begin SUPPLIED INFORMATION

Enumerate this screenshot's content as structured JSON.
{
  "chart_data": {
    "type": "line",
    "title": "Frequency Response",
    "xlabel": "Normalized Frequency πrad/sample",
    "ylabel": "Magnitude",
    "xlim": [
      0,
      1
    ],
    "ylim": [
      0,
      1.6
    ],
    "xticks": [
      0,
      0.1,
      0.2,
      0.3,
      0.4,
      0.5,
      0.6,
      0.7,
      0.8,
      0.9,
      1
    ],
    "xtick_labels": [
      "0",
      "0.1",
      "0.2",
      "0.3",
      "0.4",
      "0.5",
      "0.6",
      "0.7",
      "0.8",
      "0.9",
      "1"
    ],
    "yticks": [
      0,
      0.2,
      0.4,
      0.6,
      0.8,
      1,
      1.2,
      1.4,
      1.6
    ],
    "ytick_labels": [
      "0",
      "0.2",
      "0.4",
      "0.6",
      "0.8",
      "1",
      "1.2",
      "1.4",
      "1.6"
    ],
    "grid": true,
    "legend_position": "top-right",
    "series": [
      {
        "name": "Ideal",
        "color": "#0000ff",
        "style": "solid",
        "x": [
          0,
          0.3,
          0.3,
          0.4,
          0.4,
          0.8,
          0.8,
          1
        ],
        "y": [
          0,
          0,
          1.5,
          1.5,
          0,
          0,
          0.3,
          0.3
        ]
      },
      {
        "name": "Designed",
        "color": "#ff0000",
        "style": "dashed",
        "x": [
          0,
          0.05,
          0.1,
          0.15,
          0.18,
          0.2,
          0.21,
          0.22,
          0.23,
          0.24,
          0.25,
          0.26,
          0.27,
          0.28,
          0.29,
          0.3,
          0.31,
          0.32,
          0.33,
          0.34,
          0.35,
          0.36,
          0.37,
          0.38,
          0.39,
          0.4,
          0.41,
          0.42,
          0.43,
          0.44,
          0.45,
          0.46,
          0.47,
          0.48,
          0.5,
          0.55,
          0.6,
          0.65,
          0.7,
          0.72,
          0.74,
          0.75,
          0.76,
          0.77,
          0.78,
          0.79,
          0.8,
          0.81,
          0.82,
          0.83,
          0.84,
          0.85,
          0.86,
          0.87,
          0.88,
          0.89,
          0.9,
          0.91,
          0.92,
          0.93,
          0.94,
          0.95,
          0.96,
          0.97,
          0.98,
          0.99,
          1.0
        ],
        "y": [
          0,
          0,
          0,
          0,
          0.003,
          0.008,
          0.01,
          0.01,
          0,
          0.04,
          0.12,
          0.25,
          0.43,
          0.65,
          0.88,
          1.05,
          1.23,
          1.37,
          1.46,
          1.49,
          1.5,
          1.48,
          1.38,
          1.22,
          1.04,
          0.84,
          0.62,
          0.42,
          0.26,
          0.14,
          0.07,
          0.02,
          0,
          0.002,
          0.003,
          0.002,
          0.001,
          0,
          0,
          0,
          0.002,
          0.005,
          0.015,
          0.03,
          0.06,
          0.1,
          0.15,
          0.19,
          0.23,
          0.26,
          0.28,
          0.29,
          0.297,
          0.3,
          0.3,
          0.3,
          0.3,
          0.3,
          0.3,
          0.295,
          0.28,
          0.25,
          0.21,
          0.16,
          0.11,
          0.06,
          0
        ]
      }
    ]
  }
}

end SUPPLIED INFORMATION

## WORK TO DO
Copy every line of the data that holds the string "Frequency".

## EXERCISE RESULT
    "title": "Frequency Response",
    "xlabel": "Normalized Frequency πrad/sample",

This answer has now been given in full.